▸ WHAT TO PRODUCE
Reproduce the listing word for word, leaving every picture behind.

▸ MATERIAL TO PROCESS
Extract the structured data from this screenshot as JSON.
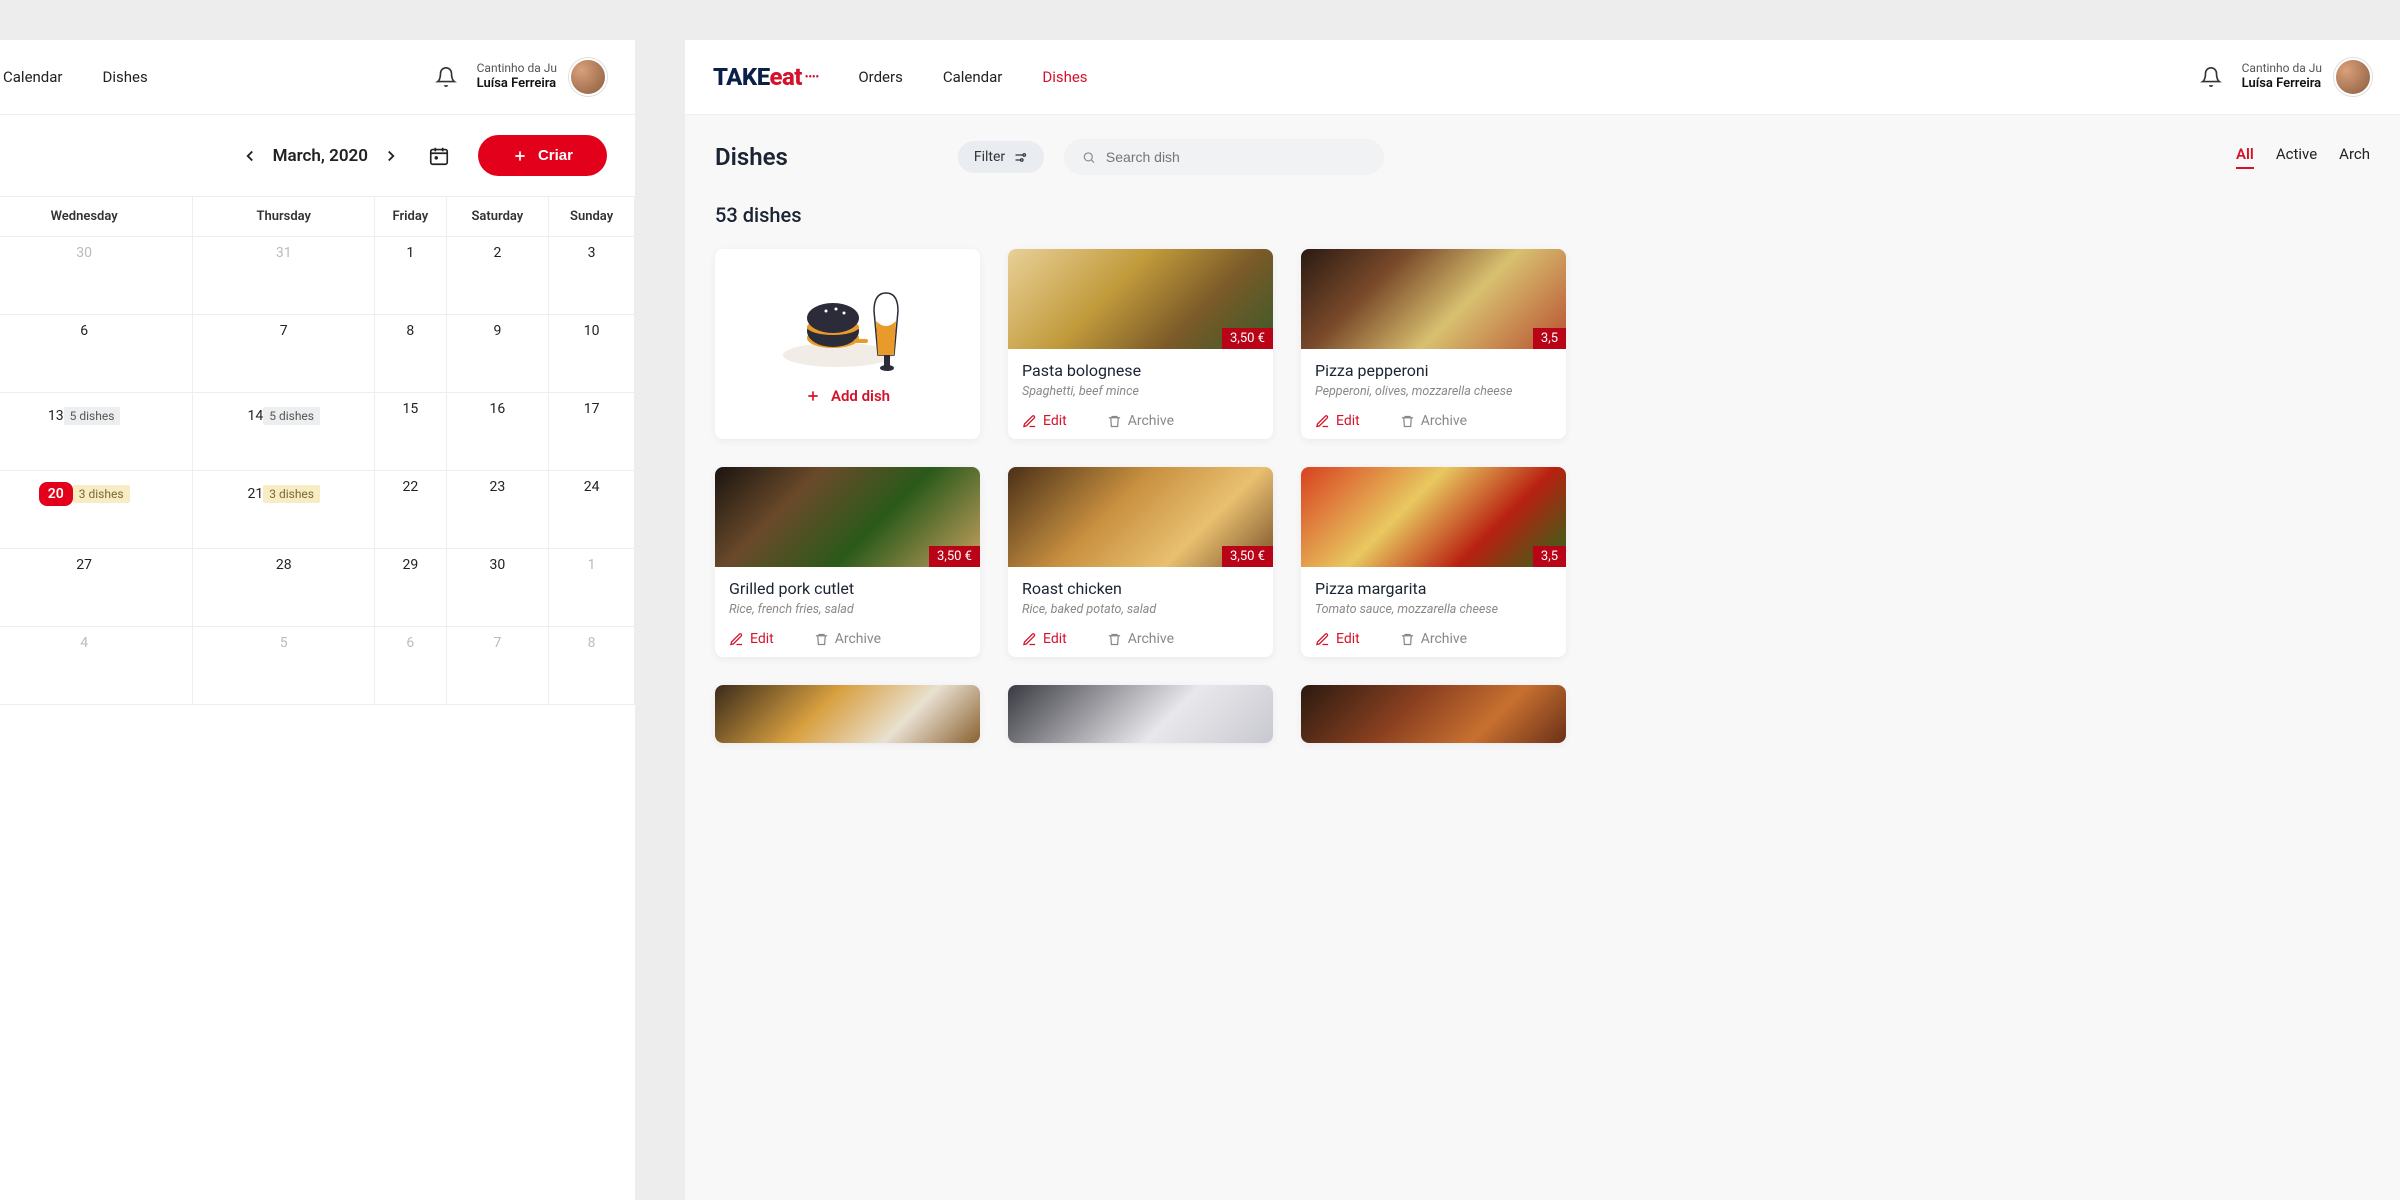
{
  "left": {
    "nav": {
      "calendar": "Calendar",
      "dishes": "Dishes"
    },
    "user": {
      "shop": "Cantinho da Ju",
      "name": "Luísa Ferreira"
    },
    "month": "March, 2020",
    "create": "Criar",
    "weekdays": [
      "Wednesday",
      "Thursday",
      "Friday",
      "Saturday",
      "Sunday"
    ],
    "cells": [
      {
        "n": "30",
        "dim": true
      },
      {
        "n": "31",
        "dim": true
      },
      {
        "n": "1"
      },
      {
        "n": "2"
      },
      {
        "n": "3"
      },
      {
        "n": "6"
      },
      {
        "n": "7"
      },
      {
        "n": "8"
      },
      {
        "n": "9"
      },
      {
        "n": "10"
      },
      {
        "n": "13",
        "badge": "5 dishes",
        "cls": "grey"
      },
      {
        "n": "14",
        "badge": "5 dishes",
        "cls": "grey"
      },
      {
        "n": "15"
      },
      {
        "n": "16"
      },
      {
        "n": "17"
      },
      {
        "n": "20",
        "today": true,
        "badge": "3 dishes",
        "cls": "yellow"
      },
      {
        "n": "21",
        "badge": "3 dishes",
        "cls": "yellow"
      },
      {
        "n": "22"
      },
      {
        "n": "23"
      },
      {
        "n": "24"
      },
      {
        "n": "27"
      },
      {
        "n": "28"
      },
      {
        "n": "29"
      },
      {
        "n": "30"
      },
      {
        "n": "1",
        "dim": true
      },
      {
        "n": "4",
        "dim": true
      },
      {
        "n": "5",
        "dim": true
      },
      {
        "n": "6",
        "dim": true
      },
      {
        "n": "7",
        "dim": true
      },
      {
        "n": "8",
        "dim": true
      }
    ]
  },
  "right": {
    "logo": {
      "take": "TAKE",
      "eat": "eat"
    },
    "nav": {
      "orders": "Orders",
      "calendar": "Calendar",
      "dishes": "Dishes"
    },
    "user": {
      "shop": "Cantinho da Ju",
      "name": "Luísa Ferreira"
    },
    "title": "Dishes",
    "filter": "Filter",
    "search_placeholder": "Search dish",
    "tabs": {
      "all": "All",
      "active": "Active",
      "archived": "Arch"
    },
    "count": "53 dishes",
    "add_dish": "Add dish",
    "action_edit": "Edit",
    "action_archive": "Archive",
    "dishes": [
      {
        "name": "Pasta bolognese",
        "desc": "Spaghetti, beef mince",
        "price": "3,50 €",
        "img": "food-pasta"
      },
      {
        "name": "Pizza pepperoni",
        "desc": "Pepperoni, olives, mozzarella cheese",
        "price": "3,5",
        "img": "food-pizza-pep"
      },
      {
        "name": "Grilled pork cutlet",
        "desc": "Rice, french fries, salad",
        "price": "3,50 €",
        "img": "food-pork"
      },
      {
        "name": "Roast chicken",
        "desc": "Rice, baked potato, salad",
        "price": "3,50 €",
        "img": "food-chicken"
      },
      {
        "name": "Pizza margarita",
        "desc": "Tomato sauce, mozzarella cheese",
        "price": "3,5",
        "img": "food-margarita"
      }
    ]
  }
}
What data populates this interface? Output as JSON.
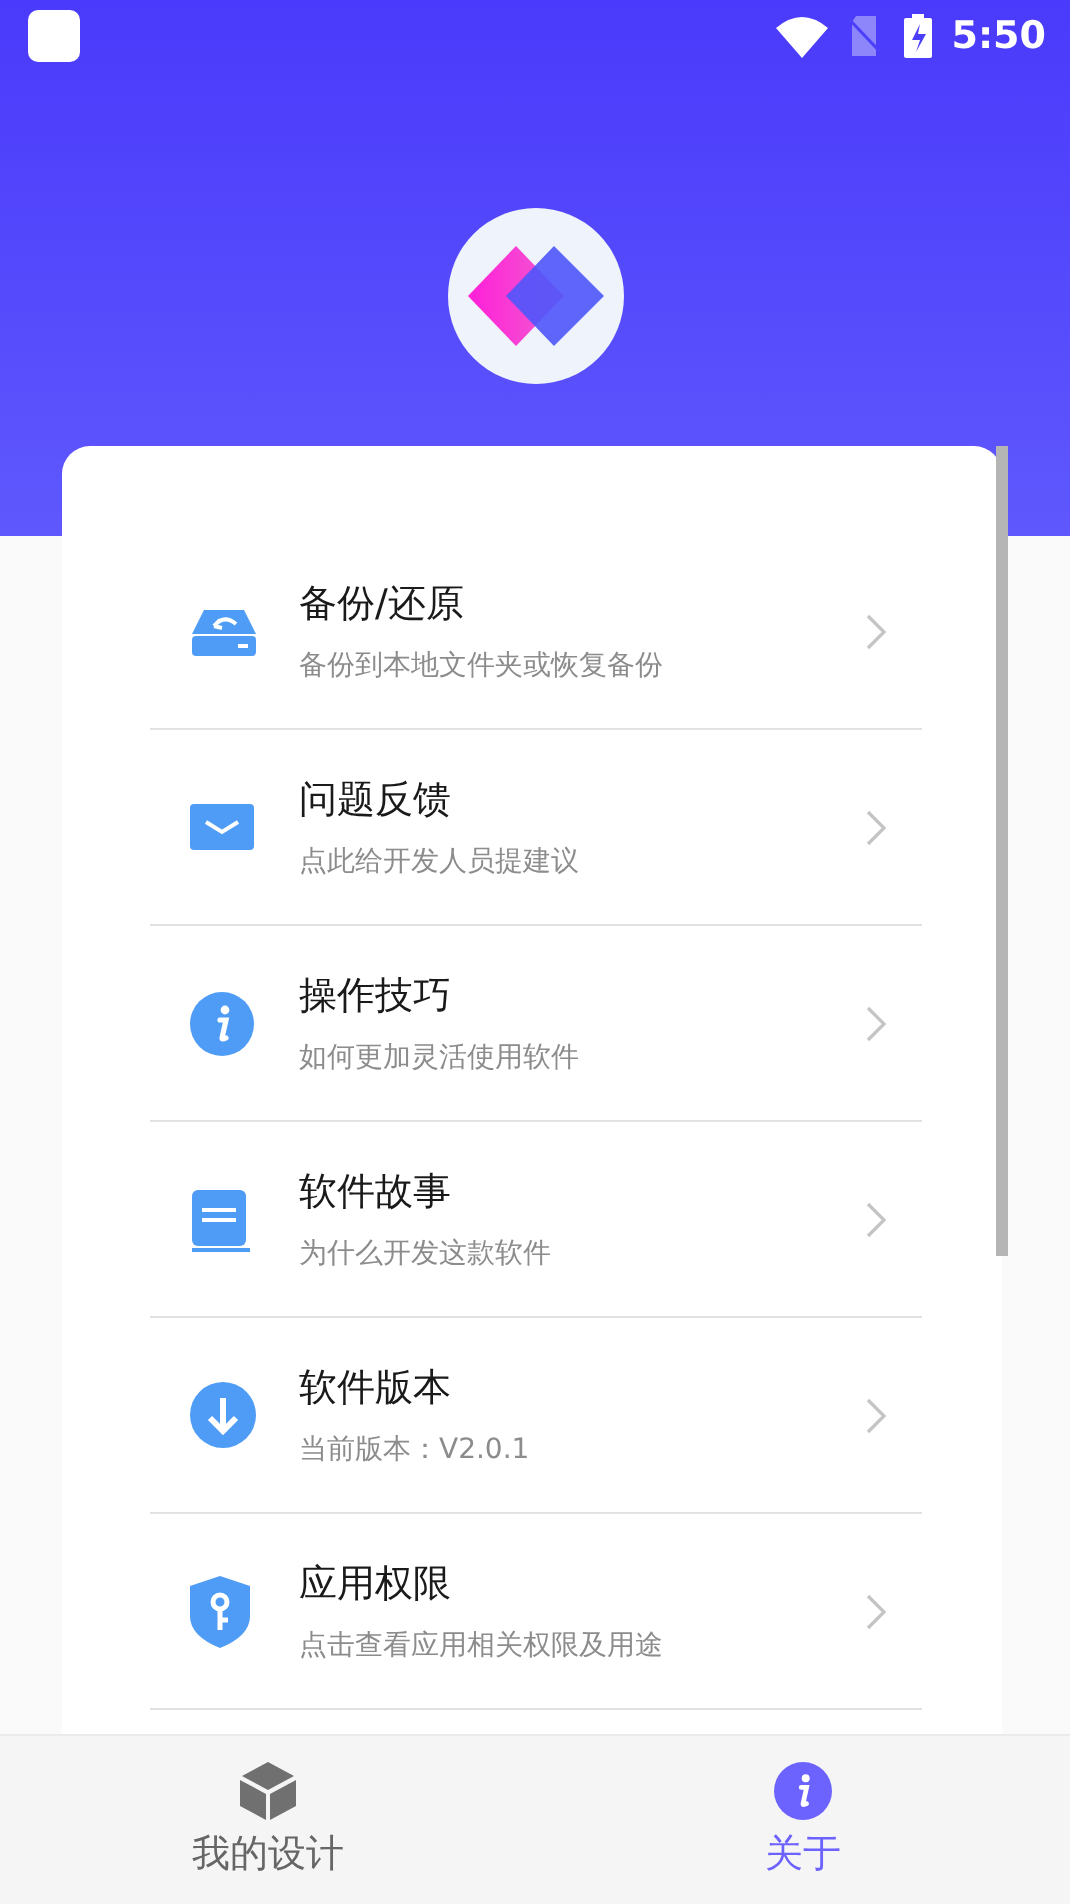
{
  "status_bar": {
    "time": "5:50"
  },
  "menu": [
    {
      "kind": "backup",
      "title": "备份/还原",
      "subtitle": "备份到本地文件夹或恢复备份"
    },
    {
      "kind": "feedback",
      "title": "问题反馈",
      "subtitle": "点此给开发人员提建议"
    },
    {
      "kind": "tips",
      "title": "操作技巧",
      "subtitle": "如何更加灵活使用软件"
    },
    {
      "kind": "story",
      "title": "软件故事",
      "subtitle": "为什么开发这款软件"
    },
    {
      "kind": "version",
      "title": "软件版本",
      "subtitle": "当前版本：V2.0.1"
    },
    {
      "kind": "permission",
      "title": "应用权限",
      "subtitle": "点击查看应用相关权限及用途"
    }
  ],
  "nav": [
    {
      "kind": "designs",
      "label": "我的设计",
      "selected": false
    },
    {
      "kind": "about",
      "label": "关于",
      "selected": true
    }
  ]
}
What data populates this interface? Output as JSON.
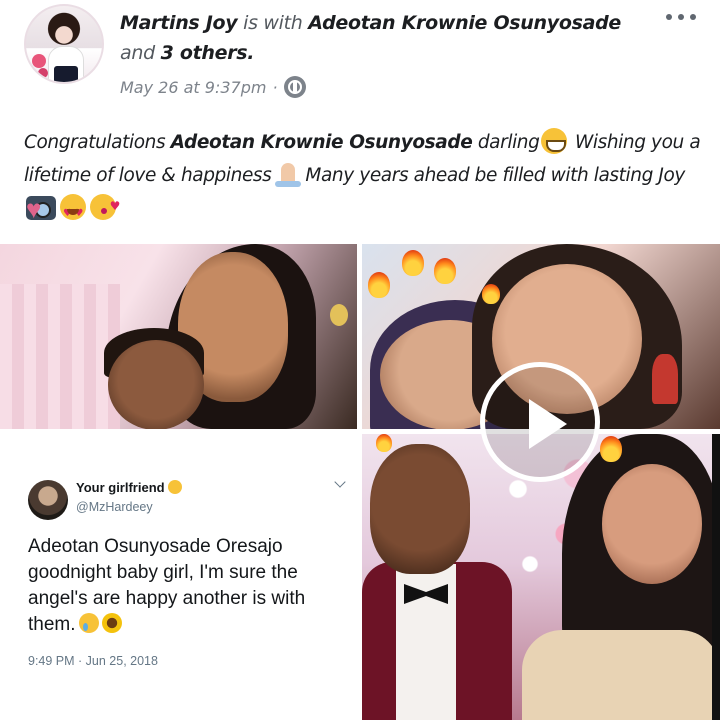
{
  "post": {
    "author": "Martins Joy",
    "with_text": "is with",
    "tagged": "Adeotan Krownie Osunyosade",
    "and_text": "and",
    "others": "3 others.",
    "timestamp": "May 26 at 9:37pm",
    "separator": "·",
    "audience_icon": "globe-icon",
    "more_icon": "more-options-icon",
    "text_part1": "Congratulations",
    "text_mention": "Adeotan Krownie Osunyosade",
    "text_part2": "darling",
    "text_part3": "Wishing you a lifetime of love & happiness",
    "text_part4": "Many years ahead be filled with lasting Joy"
  },
  "tweet": {
    "display_name": "Your girlfriend",
    "handle": "@MzHardeey",
    "body": "Adeotan Osunyosade Oresajo goodnight baby girl, I'm sure the angel's are happy another is with them.",
    "time": "9:49 PM · Jun 25, 2018"
  },
  "colors": {
    "author_name": "#1c1e21",
    "meta_gray": "#54595f",
    "heart_pink": "#e0648c",
    "tweet_gray": "#657786"
  }
}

▸ OUTPUT BELOW
Extract the structured data from this screenshot as JSON.
{
  "left": {
    "nav": {
      "calendar": "Calendar",
      "dishes": "Dishes"
    },
    "user": {
      "shop": "Cantinho da Ju",
      "name": "Luísa Ferreira"
    },
    "month": "March, 2020",
    "create": "Criar",
    "weekdays": [
      "Wednesday",
      "Thursday",
      "Friday",
      "Saturday",
      "Sunday"
    ],
    "cells": [
      {
        "n": "30",
        "dim": true
      },
      {
        "n": "31",
        "dim": true
      },
      {
        "n": "1"
      },
      {
        "n": "2"
      },
      {
        "n": "3"
      },
      {
        "n": "6"
      },
      {
        "n": "7"
      },
      {
        "n": "8"
      },
      {
        "n": "9"
      },
      {
        "n": "10"
      },
      {
        "n": "13",
        "badge": "5 dishes",
        "cls": "grey"
      },
      {
        "n": "14",
        "badge": "5 dishes",
        "cls": "grey"
      },
      {
        "n": "15"
      },
      {
        "n": "16"
      },
      {
        "n": "17"
      },
      {
        "n": "20",
        "today": true,
        "badge": "3 dishes",
        "cls": "yellow"
      },
      {
        "n": "21",
        "badge": "3 dishes",
        "cls": "yellow"
      },
      {
        "n": "22"
      },
      {
        "n": "23"
      },
      {
        "n": "24"
      },
      {
        "n": "27"
      },
      {
        "n": "28"
      },
      {
        "n": "29"
      },
      {
        "n": "30"
      },
      {
        "n": "1",
        "dim": true
      },
      {
        "n": "4",
        "dim": true
      },
      {
        "n": "5",
        "dim": true
      },
      {
        "n": "6",
        "dim": true
      },
      {
        "n": "7",
        "dim": true
      },
      {
        "n": "8",
        "dim": true
      }
    ]
  },
  "right": {
    "logo": {
      "take": "TAKE",
      "eat": "eat"
    },
    "nav": {
      "orders": "Orders",
      "calendar": "Calendar",
      "dishes": "Dishes"
    },
    "user": {
      "shop": "Cantinho da Ju",
      "name": "Luísa Ferreira"
    },
    "title": "Dishes",
    "filter": "Filter",
    "search_placeholder": "Search dish",
    "tabs": {
      "all": "All",
      "active": "Active",
      "archived": "Arch"
    },
    "count": "53 dishes",
    "add_dish": "Add dish",
    "action_edit": "Edit",
    "action_archive": "Archive",
    "dishes": [
      {
        "name": "Pasta bolognese",
        "desc": "Spaghetti, beef mince",
        "price": "3,50 €",
        "img": "food-pasta"
      },
      {
        "name": "Pizza pepperoni",
        "desc": "Pepperoni, olives, mozzarella cheese",
        "price": "3,5",
        "img": "food-pizza-pep"
      },
      {
        "name": "Grilled pork cutlet",
        "desc": "Rice, french fries, salad",
        "price": "3,50 €",
        "img": "food-pork"
      },
      {
        "name": "Roast chicken",
        "desc": "Rice, baked potato, salad",
        "price": "3,50 €",
        "img": "food-chicken"
      },
      {
        "name": "Pizza margarita",
        "desc": "Tomato sauce, mozzarella cheese",
        "price": "3,5",
        "img": "food-margarita"
      }
    ]
  }
}
What data populates this interface? Output as JSON.
{
  "status_bar": {
    "time": "5:50"
  },
  "menu": [
    {
      "kind": "backup",
      "title": "备份/还原",
      "subtitle": "备份到本地文件夹或恢复备份"
    },
    {
      "kind": "feedback",
      "title": "问题反馈",
      "subtitle": "点此给开发人员提建议"
    },
    {
      "kind": "tips",
      "title": "操作技巧",
      "subtitle": "如何更加灵活使用软件"
    },
    {
      "kind": "story",
      "title": "软件故事",
      "subtitle": "为什么开发这款软件"
    },
    {
      "kind": "version",
      "title": "软件版本",
      "subtitle": "当前版本：V2.0.1"
    },
    {
      "kind": "permission",
      "title": "应用权限",
      "subtitle": "点击查看应用相关权限及用途"
    }
  ],
  "nav": [
    {
      "kind": "designs",
      "label": "我的设计",
      "selected": false
    },
    {
      "kind": "about",
      "label": "关于",
      "selected": true
    }
  ]
}
What data populates this interface? Output as JSON.
{
  "post": {
    "author": "Martins Joy",
    "with_text": "is with",
    "tagged": "Adeotan Krownie Osunyosade",
    "and_text": "and",
    "others": "3 others.",
    "timestamp": "May 26 at 9:37pm",
    "separator": "·",
    "audience_icon": "globe-icon",
    "more_icon": "more-options-icon",
    "text_part1": "Congratulations",
    "text_mention": "Adeotan Krownie Osunyosade",
    "text_part2": "darling",
    "text_part3": "Wishing you a lifetime of love & happiness",
    "text_part4": "Many years ahead be filled with lasting Joy"
  },
  "tweet": {
    "display_name": "Your girlfriend",
    "handle": "@MzHardeey",
    "body": "Adeotan Osunyosade Oresajo goodnight baby girl, I'm sure the angel's are happy another is with them.",
    "time": "9:49 PM · Jun 25, 2018"
  },
  "colors": {
    "author_name": "#1c1e21",
    "meta_gray": "#54595f",
    "heart_pink": "#e0648c",
    "tweet_gray": "#657786"
  }
}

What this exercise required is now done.